• [WHAT YOU WILL DO] Return every line of the material exactly.

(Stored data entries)

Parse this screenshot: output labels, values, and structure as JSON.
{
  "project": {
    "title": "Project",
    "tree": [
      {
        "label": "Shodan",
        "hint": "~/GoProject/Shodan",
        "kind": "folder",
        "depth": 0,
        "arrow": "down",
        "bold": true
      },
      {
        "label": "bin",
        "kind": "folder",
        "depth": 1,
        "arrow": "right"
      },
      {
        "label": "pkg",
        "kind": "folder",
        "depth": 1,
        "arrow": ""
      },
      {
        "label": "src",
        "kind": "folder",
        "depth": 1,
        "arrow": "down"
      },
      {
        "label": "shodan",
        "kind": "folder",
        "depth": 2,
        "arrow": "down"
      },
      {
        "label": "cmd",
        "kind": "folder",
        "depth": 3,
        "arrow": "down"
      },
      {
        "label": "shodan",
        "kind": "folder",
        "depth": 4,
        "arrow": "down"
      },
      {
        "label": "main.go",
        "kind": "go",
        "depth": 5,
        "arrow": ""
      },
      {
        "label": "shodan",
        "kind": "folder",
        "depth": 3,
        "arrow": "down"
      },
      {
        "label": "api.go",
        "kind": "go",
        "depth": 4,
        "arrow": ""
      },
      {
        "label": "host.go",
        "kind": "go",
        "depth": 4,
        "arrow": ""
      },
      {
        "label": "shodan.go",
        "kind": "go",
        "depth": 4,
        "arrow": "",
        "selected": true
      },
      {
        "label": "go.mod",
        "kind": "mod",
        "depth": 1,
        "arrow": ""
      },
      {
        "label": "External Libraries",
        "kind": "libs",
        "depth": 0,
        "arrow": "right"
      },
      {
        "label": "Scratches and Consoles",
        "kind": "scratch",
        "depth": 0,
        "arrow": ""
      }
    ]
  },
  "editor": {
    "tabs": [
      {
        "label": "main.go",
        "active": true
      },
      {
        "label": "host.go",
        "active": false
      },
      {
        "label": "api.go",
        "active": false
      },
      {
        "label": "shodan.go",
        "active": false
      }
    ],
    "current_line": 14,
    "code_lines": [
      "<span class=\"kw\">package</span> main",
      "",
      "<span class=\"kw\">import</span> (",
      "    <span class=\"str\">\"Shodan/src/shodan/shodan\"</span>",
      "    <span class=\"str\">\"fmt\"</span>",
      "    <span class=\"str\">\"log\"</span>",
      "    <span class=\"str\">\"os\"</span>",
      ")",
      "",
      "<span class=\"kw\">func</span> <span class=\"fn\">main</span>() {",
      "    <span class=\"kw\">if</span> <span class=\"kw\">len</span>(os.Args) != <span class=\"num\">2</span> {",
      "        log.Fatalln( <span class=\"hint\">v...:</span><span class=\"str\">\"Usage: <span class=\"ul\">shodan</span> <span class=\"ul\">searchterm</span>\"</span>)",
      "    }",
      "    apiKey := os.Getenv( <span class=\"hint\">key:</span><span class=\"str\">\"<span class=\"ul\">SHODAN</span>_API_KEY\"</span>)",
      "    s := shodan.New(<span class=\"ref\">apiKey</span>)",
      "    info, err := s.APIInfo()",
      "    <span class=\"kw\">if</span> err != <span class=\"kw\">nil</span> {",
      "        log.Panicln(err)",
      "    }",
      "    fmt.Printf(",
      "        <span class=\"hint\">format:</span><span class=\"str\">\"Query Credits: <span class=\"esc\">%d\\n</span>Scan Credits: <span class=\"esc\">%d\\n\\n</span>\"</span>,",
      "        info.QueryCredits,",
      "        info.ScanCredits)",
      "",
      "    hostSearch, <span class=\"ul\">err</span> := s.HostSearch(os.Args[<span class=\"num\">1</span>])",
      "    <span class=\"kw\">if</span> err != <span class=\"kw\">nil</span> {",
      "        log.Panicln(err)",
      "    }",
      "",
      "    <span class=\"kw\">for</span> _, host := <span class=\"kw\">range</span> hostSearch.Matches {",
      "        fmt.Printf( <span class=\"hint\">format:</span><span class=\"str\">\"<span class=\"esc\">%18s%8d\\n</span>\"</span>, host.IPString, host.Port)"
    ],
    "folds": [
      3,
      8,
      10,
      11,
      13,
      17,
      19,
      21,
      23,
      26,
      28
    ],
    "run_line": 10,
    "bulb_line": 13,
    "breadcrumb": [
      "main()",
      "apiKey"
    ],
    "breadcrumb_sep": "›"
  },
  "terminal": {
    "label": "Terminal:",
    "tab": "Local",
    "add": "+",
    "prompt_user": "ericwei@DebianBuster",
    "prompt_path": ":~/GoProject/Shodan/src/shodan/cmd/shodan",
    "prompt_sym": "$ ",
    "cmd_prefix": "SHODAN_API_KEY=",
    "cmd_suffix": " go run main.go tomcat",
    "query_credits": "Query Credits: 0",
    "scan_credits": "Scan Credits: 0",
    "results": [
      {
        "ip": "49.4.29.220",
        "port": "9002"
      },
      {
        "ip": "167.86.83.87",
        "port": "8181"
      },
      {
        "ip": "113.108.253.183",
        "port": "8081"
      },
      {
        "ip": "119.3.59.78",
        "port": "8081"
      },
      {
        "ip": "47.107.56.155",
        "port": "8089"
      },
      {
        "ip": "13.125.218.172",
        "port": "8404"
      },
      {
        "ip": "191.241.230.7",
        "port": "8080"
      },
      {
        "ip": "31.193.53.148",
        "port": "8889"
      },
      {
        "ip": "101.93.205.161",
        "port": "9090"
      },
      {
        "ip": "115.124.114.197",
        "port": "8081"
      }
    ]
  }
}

• [RESULT]
Parse this screenshot: output labels, values, and structure as JSON.
{
  "project": {
    "title": "Project",
    "tree": [
      {
        "label": "Shodan",
        "hint": "~/GoProject/Shodan",
        "kind": "folder",
        "depth": 0,
        "arrow": "down",
        "bold": true
      },
      {
        "label": "bin",
        "kind": "folder",
        "depth": 1,
        "arrow": "right"
      },
      {
        "label": "pkg",
        "kind": "folder",
        "depth": 1,
        "arrow": ""
      },
      {
        "label": "src",
        "kind": "folder",
        "depth": 1,
        "arrow": "down"
      },
      {
        "label": "shodan",
        "kind": "folder",
        "depth": 2,
        "arrow": "down"
      },
      {
        "label": "cmd",
        "kind": "folder",
        "depth": 3,
        "arrow": "down"
      },
      {
        "label": "shodan",
        "kind": "folder",
        "depth": 4,
        "arrow": "down"
      },
      {
        "label": "main.go",
        "kind": "go",
        "depth": 5,
        "arrow": ""
      },
      {
        "label": "shodan",
        "kind": "folder",
        "depth": 3,
        "arrow": "down"
      },
      {
        "label": "api.go",
        "kind": "go",
        "depth": 4,
        "arrow": ""
      },
      {
        "label": "host.go",
        "kind": "go",
        "depth": 4,
        "arrow": ""
      },
      {
        "label": "shodan.go",
        "kind": "go",
        "depth": 4,
        "arrow": "",
        "selected": true
      },
      {
        "label": "go.mod",
        "kind": "mod",
        "depth": 1,
        "arrow": ""
      },
      {
        "label": "External Libraries",
        "kind": "libs",
        "depth": 0,
        "arrow": "right"
      },
      {
        "label": "Scratches and Consoles",
        "kind": "scratch",
        "depth": 0,
        "arrow": ""
      }
    ]
  },
  "editor": {
    "tabs": [
      {
        "label": "main.go",
        "active": true
      },
      {
        "label": "host.go",
        "active": false
      },
      {
        "label": "api.go",
        "active": false
      },
      {
        "label": "shodan.go",
        "active": false
      }
    ],
    "current_line": 14,
    "code_lines": [
      "<span class=\"kw\">package</span> main",
      "",
      "<span class=\"kw\">import</span> (",
      "    <span class=\"str\">\"Shodan/src/shodan/shodan\"</span>",
      "    <span class=\"str\">\"fmt\"</span>",
      "    <span class=\"str\">\"log\"</span>",
      "    <span class=\"str\">\"os\"</span>",
      ")",
      "",
      "<span class=\"kw\">func</span> <span class=\"fn\">main</span>() {",
      "    <span class=\"kw\">if</span> <span class=\"kw\">len</span>(os.Args) != <span class=\"num\">2</span> {",
      "        log.Fatalln( <span class=\"hint\">v...:</span><span class=\"str\">\"Usage: <span class=\"ul\">shodan</span> <span class=\"ul\">searchterm</span>\"</span>)",
      "    }",
      "    apiKey := os.Getenv( <span class=\"hint\">key:</span><span class=\"str\">\"<span class=\"ul\">SHODAN</span>_API_KEY\"</span>)",
      "    s := shodan.New(<span class=\"ref\">apiKey</span>)",
      "    info, err := s.APIInfo()",
      "    <span class=\"kw\">if</span> err != <span class=\"kw\">nil</span> {",
      "        log.Panicln(err)",
      "    }",
      "    fmt.Printf(",
      "        <span class=\"hint\">format:</span><span class=\"str\">\"Query Credits: <span class=\"esc\">%d\\n</span>Scan Credits: <span class=\"esc\">%d\\n\\n</span>\"</span>,",
      "        info.QueryCredits,",
      "        info.ScanCredits)",
      "",
      "    hostSearch, <span class=\"ul\">err</span> := s.HostSearch(os.Args[<span class=\"num\">1</span>])",
      "    <span class=\"kw\">if</span> err != <span class=\"kw\">nil</span> {",
      "        log.Panicln(err)",
      "    }",
      "",
      "    <span class=\"kw\">for</span> _, host := <span class=\"kw\">range</span> hostSearch.Matches {",
      "        fmt.Printf( <span class=\"hint\">format:</span><span class=\"str\">\"<span class=\"esc\">%18s%8d\\n</span>\"</span>, host.IPString, host.Port)"
    ],
    "folds": [
      3,
      8,
      10,
      11,
      13,
      17,
      19,
      21,
      23,
      26,
      28
    ],
    "run_line": 10,
    "bulb_line": 13,
    "breadcrumb": [
      "main()",
      "apiKey"
    ],
    "breadcrumb_sep": "›"
  },
  "terminal": {
    "label": "Terminal:",
    "tab": "Local",
    "add": "+",
    "prompt_user": "ericwei@DebianBuster",
    "prompt_path": ":~/GoProject/Shodan/src/shodan/cmd/shodan",
    "prompt_sym": "$ ",
    "cmd_prefix": "SHODAN_API_KEY=",
    "cmd_suffix": " go run main.go tomcat",
    "query_credits": "Query Credits: 0",
    "scan_credits": "Scan Credits: 0",
    "results": [
      {
        "ip": "49.4.29.220",
        "port": "9002"
      },
      {
        "ip": "167.86.83.87",
        "port": "8181"
      },
      {
        "ip": "113.108.253.183",
        "port": "8081"
      },
      {
        "ip": "119.3.59.78",
        "port": "8081"
      },
      {
        "ip": "47.107.56.155",
        "port": "8089"
      },
      {
        "ip": "13.125.218.172",
        "port": "8404"
      },
      {
        "ip": "191.241.230.7",
        "port": "8080"
      },
      {
        "ip": "31.193.53.148",
        "port": "8889"
      },
      {
        "ip": "101.93.205.161",
        "port": "9090"
      },
      {
        "ip": "115.124.114.197",
        "port": "8081"
      }
    ]
  }
}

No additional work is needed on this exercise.